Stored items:

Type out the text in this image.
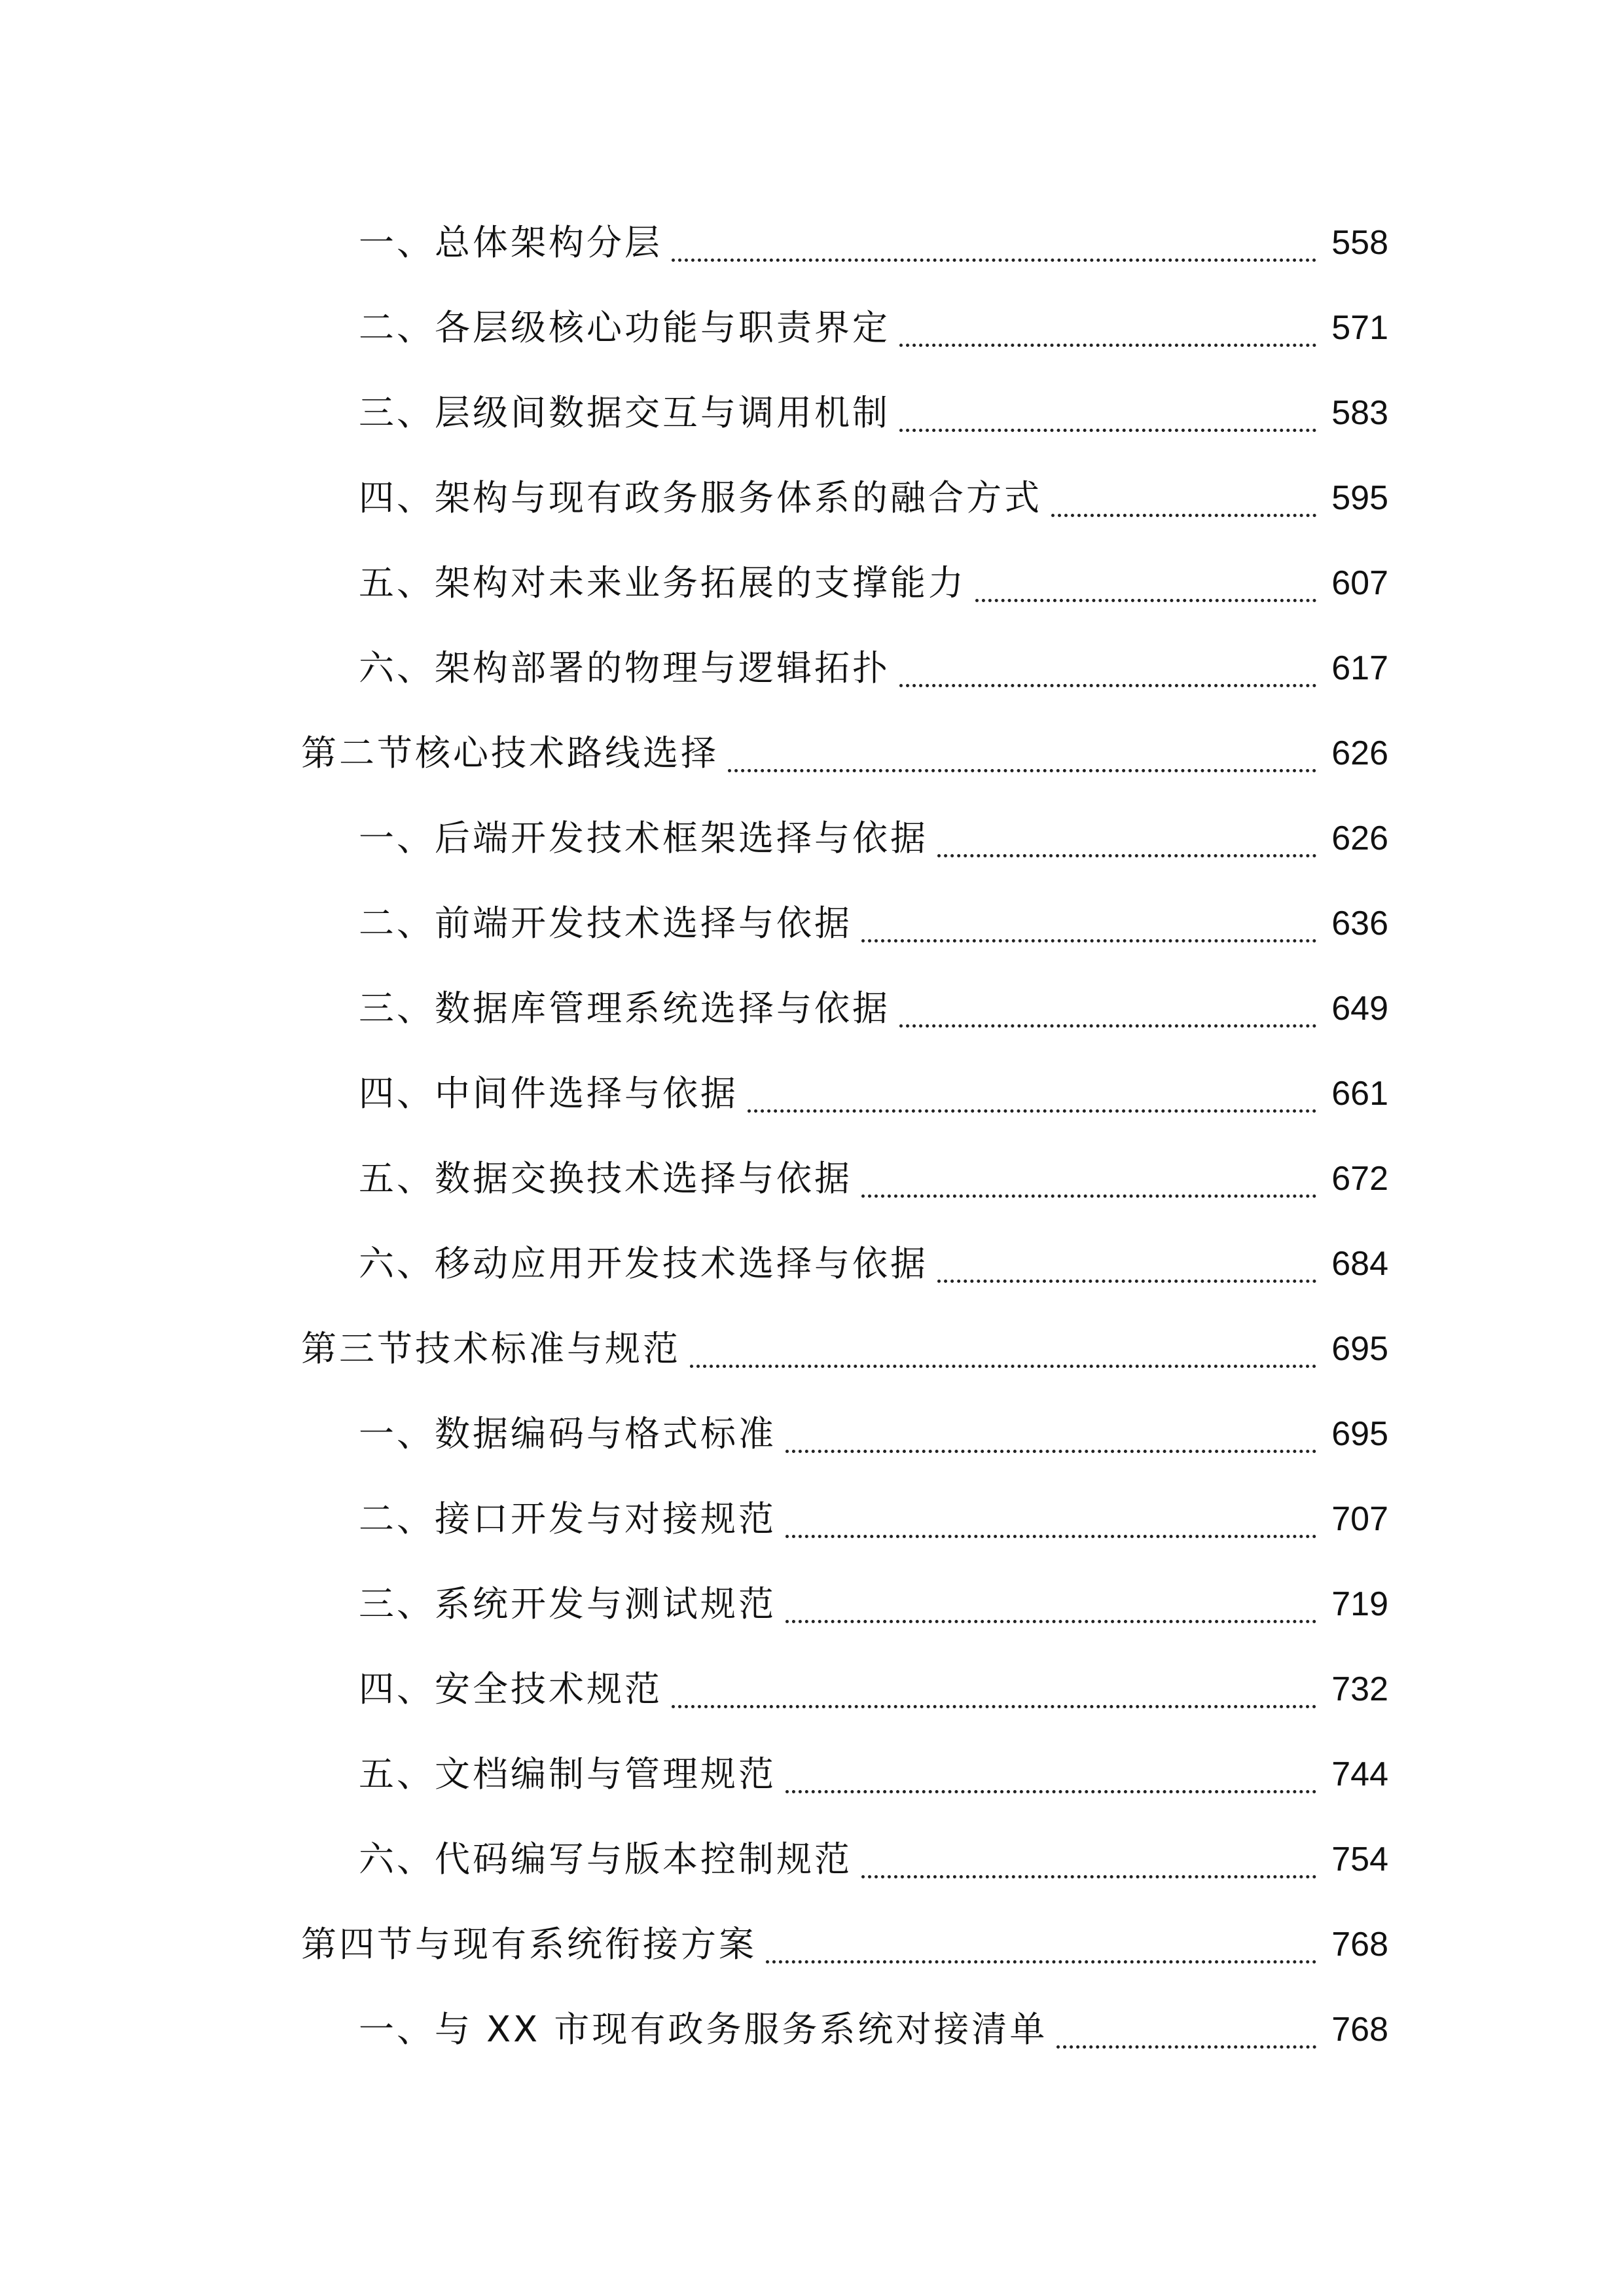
一、总体架构分层	558
二、各层级核心功能与职责界定	571
三、层级间数据交互与调用机制	583
四、架构与现有政务服务体系的融合方式	595
五、架构对未来业务拓展的支撑能力	607
六、架构部署的物理与逻辑拓扑	617
第二节核心技术路线选择	626
一、后端开发技术框架选择与依据	626
二、前端开发技术选择与依据	636
三、数据库管理系统选择与依据	649
四、中间件选择与依据	661
五、数据交换技术选择与依据	672
六、移动应用开发技术选择与依据	684
第三节技术标准与规范	695
一、数据编码与格式标准	695
二、接口开发与对接规范	707
三、系统开发与测试规范	719
四、安全技术规范	732
五、文档编制与管理规范	744
六、代码编写与版本控制规范	754
第四节与现有系统衔接方案	768
一、与 XX 市现有政务服务系统对接清单	768
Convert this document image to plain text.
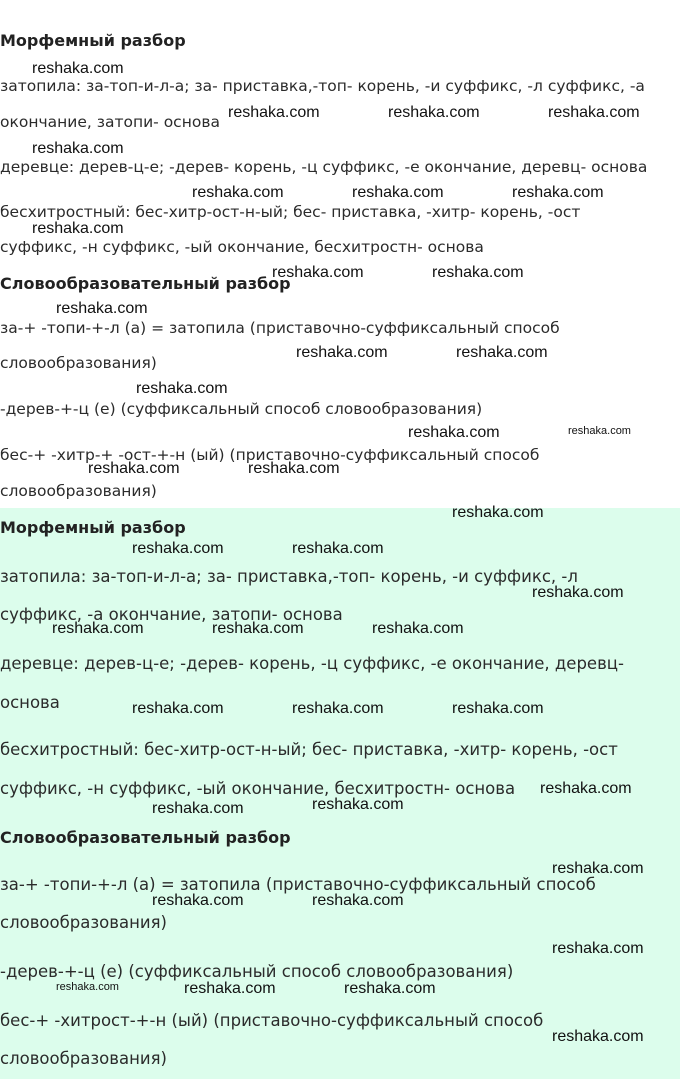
Морфемный разбор
затопила: за-топ-и-л-а; за- приставка,-топ- корень, -и суффикс, -л суффикс, -а
окончание, затопи- основа
деревце: дерев-ц-е; -дерев- корень, -ц суффикс, -е окончание, деревц- основа
бесхитростный: бес-хитр-ост-н-ый; бес- приставка, -хитр- корень, -ост
суффикс, -н суффикс, -ый окончание, бесхитростн- основа
Словообразовательный разбор
за-+ -топи-+-л (а) = затопила (приставочно-суффиксальный способ
словообразования)
-дерев-+-ц (е) (суффиксальный способ словообразования)
бес-+ -хитр-+ -ост-+-н (ый) (приставочно-суффиксальный способ
словообразования)
Морфемный разбор
затопила: за-топ-и-л-а; за- приставка,-топ- корень, -и суффикс, -л
суффикс, -а окончание, затопи- основа
деревце: дерев-ц-е; -дерев- корень, -ц суффикс, -е окончание, деревц-
основа
бесхитростный: бес-хитр-ост-н-ый; бес- приставка, -хитр- корень, -ост
суффикс, -н суффикс, -ый окончание, бесхитростн- основа
Словообразовательный разбор
за-+ -топи-+-л (а) = затопила (приставочно-суффиксальный способ
словообразования)
-дерев-+-ц (е) (суффиксальный способ словообразования)
бес-+ -хитрост-+-н (ый) (приставочно-суффиксальный способ
словообразования)
reshaka.com
reshaka.com	reshaka.com	reshaka.com
reshaka.com
reshaka.com	reshaka.com	reshaka.com
reshaka.com
reshaka.com	reshaka.com
reshaka.com
reshaka.com	reshaka.com
reshaka.com
reshaka.com	reshaka.com
reshaka.com	reshaka.com
reshaka.com
reshaka.com	reshaka.com
reshaka.com
reshaka.com	reshaka.com	reshaka.com
reshaka.com	reshaka.com	reshaka.com
reshaka.com
reshaka.com
reshaka.com
reshaka.com
reshaka.com	reshaka.com
reshaka.com
reshaka.com	reshaka.com	reshaka.com
reshaka.com
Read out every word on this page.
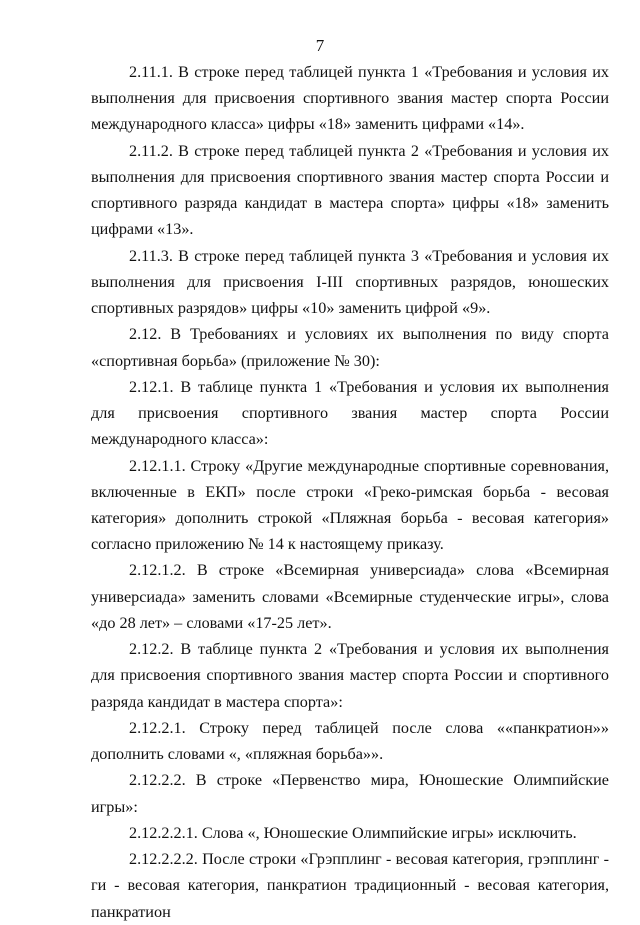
7

2.11.1. В строке перед таблицей пункта 1 «Требования и условия их выполнения для присвоения спортивного звания мастер спорта России международного класса» цифры «18» заменить цифрами «14».

2.11.2. В строке перед таблицей пункта 2 «Требования и условия их выполнения для присвоения спортивного звания мастер спорта России и спортивного разряда кандидат в мастера спорта» цифры «18» заменить цифрами «13».

2.11.3. В строке перед таблицей пункта 3 «Требования и условия их выполнения для присвоения I-III спортивных разрядов, юношеских спортивных разрядов» цифры «10» заменить цифрой «9».

2.12. В Требованиях и условиях их выполнения по виду спорта «спортивная борьба» (приложение № 30):

2.12.1. В таблице пункта 1 «Требования и условия их выполнения для присвоения спортивного звания мастер спорта России международного класса»:

2.12.1.1. Строку «Другие международные спортивные соревнования, включенные в ЕКП» после строки «Греко-римская борьба - весовая категория» дополнить строкой «Пляжная борьба - весовая категория» согласно приложению № 14 к настоящему приказу.

2.12.1.2. В строке «Всемирная универсиада» слова «Всемирная универсиада» заменить словами «Всемирные студенческие игры», слова «до 28 лет» – словами «17-25 лет».

2.12.2. В таблице пункта 2 «Требования и условия их выполнения для присвоения спортивного звания мастер спорта России и спортивного разряда кандидат в мастера спорта»:

2.12.2.1. Строку перед таблицей после слова ««панкратион»» дополнить словами «, «пляжная борьба»».

2.12.2.2. В строке «Первенство мира, Юношеские Олимпийские игры»:

2.12.2.2.1. Слова «, Юношеские Олимпийские игры» исключить.

2.12.2.2.2. После строки «Грэпплинг - весовая категория, грэпплинг - ги - весовая категория, панкратион традиционный - весовая категория, панкратион
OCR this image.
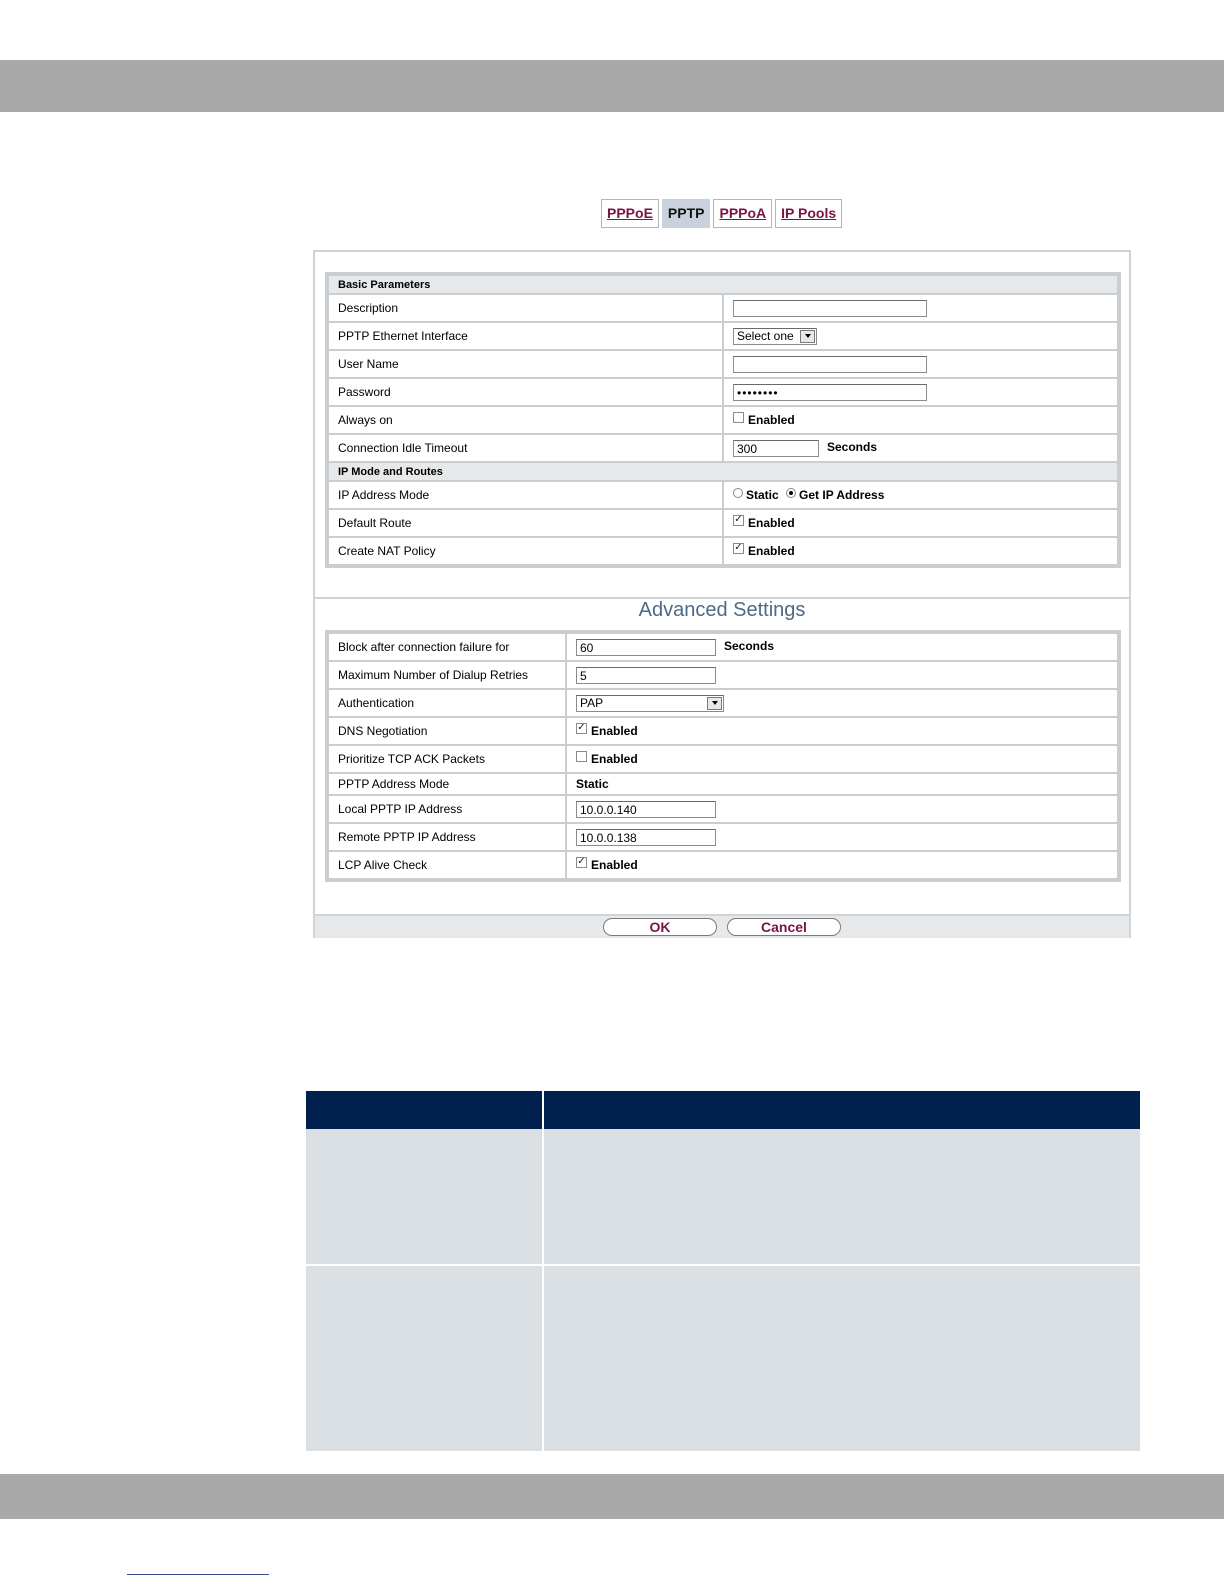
PPPoE	PPTP	PPPoA	IP Pools
Basic Parameters	
Description	
PPTP Ethernet Interface	Select one

User Name	
Password	••••••••
Always on	Enabled
Connection Idle Timeout	300 Seconds
IP Mode and Routes	
IP Address Mode	Static Get IP Address
Default Route	✓ Enabled
Create NAT Policy	✓ Enabled
Advanced Settings
Block after connection failure for	60 Seconds
Maximum Number of Dialup Retries	5
Authentication	PAP

DNS Negotiation	✓ Enabled
Prioritize TCP ACK Packets	Enabled
PPTP Address Mode	Static
Local PPTP IP Address	10.0.0.140
Remote PPTP IP Address	10.0.0.138
LCP Alive Check	✓ Enabled
OK	Cancel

- **AIM**
In your copy of the listing above, reproduce each line exactly and omit all pictures.

- **RESULT OF THIS EXERCISE**
Type out the text in this image.
一、总体架构分层	558
二、各层级核心功能与职责界定	571
三、层级间数据交互与调用机制	583
四、架构与现有政务服务体系的融合方式	595
五、架构对未来业务拓展的支撑能力	607
六、架构部署的物理与逻辑拓扑	617
第二节核心技术路线选择	626
一、后端开发技术框架选择与依据	626
二、前端开发技术选择与依据	636
三、数据库管理系统选择与依据	649
四、中间件选择与依据	661
五、数据交换技术选择与依据	672
六、移动应用开发技术选择与依据	684
第三节技术标准与规范	695
一、数据编码与格式标准	695
二、接口开发与对接规范	707
三、系统开发与测试规范	719
四、安全技术规范	732
五、文档编制与管理规范	744
六、代码编写与版本控制规范	754
第四节与现有系统衔接方案	768
一、与 XX 市现有政务服务系统对接清单	768
Convert this document image to plain text.
Морфемный разбор
затопила: за-топ-и-л-а; за- приставка,-топ- корень, -и суффикс, -л суффикс, -а
окончание, затопи- основа
деревце: дерев-ц-е; -дерев- корень, -ц суффикс, -е окончание, деревц- основа
бесхитростный: бес-хитр-ост-н-ый; бес- приставка, -хитр- корень, -ост
суффикс, -н суффикс, -ый окончание, бесхитростн- основа
Словообразовательный разбор
за-+ -топи-+-л (а) = затопила (приставочно-суффиксальный способ
словообразования)
-дерев-+-ц (е) (суффиксальный способ словообразования)
бес-+ -хитр-+ -ост-+-н (ый) (приставочно-суффиксальный способ
словообразования)
Морфемный разбор
затопила: за-топ-и-л-а; за- приставка,-топ- корень, -и суффикс, -л
суффикс, -а окончание, затопи- основа
деревце: дерев-ц-е; -дерев- корень, -ц суффикс, -е окончание, деревц-
основа
бесхитростный: бес-хитр-ост-н-ый; бес- приставка, -хитр- корень, -ост
суффикс, -н суффикс, -ый окончание, бесхитростн- основа
Словообразовательный разбор
за-+ -топи-+-л (а) = затопила (приставочно-суффиксальный способ
словообразования)
-дерев-+-ц (е) (суффиксальный способ словообразования)
бес-+ -хитрост-+-н (ый) (приставочно-суффиксальный способ
словообразования)
reshaka.com
reshaka.com	reshaka.com	reshaka.com
reshaka.com
reshaka.com	reshaka.com	reshaka.com
reshaka.com
reshaka.com	reshaka.com
reshaka.com
reshaka.com	reshaka.com
reshaka.com
reshaka.com	reshaka.com
reshaka.com	reshaka.com
reshaka.com
reshaka.com	reshaka.com
reshaka.com
reshaka.com	reshaka.com	reshaka.com
reshaka.com	reshaka.com	reshaka.com
reshaka.com
reshaka.com
reshaka.com
reshaka.com
reshaka.com	reshaka.com
reshaka.com
reshaka.com	reshaka.com	reshaka.com
reshaka.com
Read out every word on this page.
7

2.11.1. В строке перед таблицей пункта 1 «Требования и условия их выполнения для присвоения спортивного звания мастер спорта России международного класса» цифры «18» заменить цифрами «14».

2.11.2. В строке перед таблицей пункта 2 «Требования и условия их выполнения для присвоения спортивного звания мастер спорта России и спортивного разряда кандидат в мастера спорта» цифры «18» заменить цифрами «13».

2.11.3. В строке перед таблицей пункта 3 «Требования и условия их выполнения для присвоения I-III спортивных разрядов, юношеских спортивных разрядов» цифры «10» заменить цифрой «9».

2.12. В Требованиях и условиях их выполнения по виду спорта «спортивная борьба» (приложение № 30):

2.12.1. В таблице пункта 1 «Требования и условия их выполнения для присвоения спортивного звания мастер спорта России международного класса»:

2.12.1.1. Строку «Другие международные спортивные соревнования, включенные в ЕКП» после строки «Греко-римская борьба - весовая категория» дополнить строкой «Пляжная борьба - весовая категория» согласно приложению № 14 к настоящему приказу.

2.12.1.2. В строке «Всемирная универсиада» слова «Всемирная универсиада» заменить словами «Всемирные студенческие игры», слова «до 28 лет» – словами «17-25 лет».

2.12.2. В таблице пункта 2 «Требования и условия их выполнения для присвоения спортивного звания мастер спорта России и спортивного разряда кандидат в мастера спорта»:

2.12.2.1. Строку перед таблицей после слова ««панкратион»» дополнить словами «, «пляжная борьба»».

2.12.2.2. В строке «Первенство мира, Юношеские Олимпийские игры»:

2.12.2.2.1. Слова «, Юношеские Олимпийские игры» исключить.

2.12.2.2.2. После строки «Грэпплинг - весовая категория, грэпплинг - ги - весовая категория, панкратион традиционный - весовая категория, панкратион
OCR this image.
PPPoE	PPTP	PPPoA	IP Pools
Basic Parameters	
Description	
PPTP Ethernet Interface	Select one

User Name	
Password	••••••••
Always on	Enabled
Connection Idle Timeout	300 Seconds
IP Mode and Routes	
IP Address Mode	Static Get IP Address
Default Route	✓ Enabled
Create NAT Policy	✓ Enabled
Advanced Settings
Block after connection failure for	60 Seconds
Maximum Number of Dialup Retries	5
Authentication	PAP

DNS Negotiation	✓ Enabled
Prioritize TCP ACK Packets	Enabled
PPTP Address Mode	Static
Local PPTP IP Address	10.0.0.140
Remote PPTP IP Address	10.0.0.138
LCP Alive Check	✓ Enabled
OK	Cancel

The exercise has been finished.